Extracted records
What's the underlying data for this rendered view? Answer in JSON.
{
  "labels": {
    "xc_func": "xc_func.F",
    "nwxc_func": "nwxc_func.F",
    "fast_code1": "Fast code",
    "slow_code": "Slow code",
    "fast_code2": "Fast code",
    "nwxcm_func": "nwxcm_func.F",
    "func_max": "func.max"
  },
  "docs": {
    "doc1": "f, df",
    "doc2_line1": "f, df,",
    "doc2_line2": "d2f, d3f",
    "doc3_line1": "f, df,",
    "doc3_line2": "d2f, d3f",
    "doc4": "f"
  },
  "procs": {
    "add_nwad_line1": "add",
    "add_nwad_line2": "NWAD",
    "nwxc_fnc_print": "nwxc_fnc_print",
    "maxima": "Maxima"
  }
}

- BRIEF:
Return every entry exactly as given.

- ANSWER TO THE EXERCISE:
What's the underlying data for this rendered view? Answer in JSON.
{
  "labels": {
    "xc_func": "xc_func.F",
    "nwxc_func": "nwxc_func.F",
    "fast_code1": "Fast code",
    "slow_code": "Slow code",
    "fast_code2": "Fast code",
    "nwxcm_func": "nwxcm_func.F",
    "func_max": "func.max"
  },
  "docs": {
    "doc1": "f, df",
    "doc2_line1": "f, df,",
    "doc2_line2": "d2f, d3f",
    "doc3_line1": "f, df,",
    "doc3_line2": "d2f, d3f",
    "doc4": "f"
  },
  "procs": {
    "add_nwad_line1": "add",
    "add_nwad_line2": "NWAD",
    "nwxc_fnc_print": "nwxc_fnc_print",
    "maxima": "Maxima"
  }
}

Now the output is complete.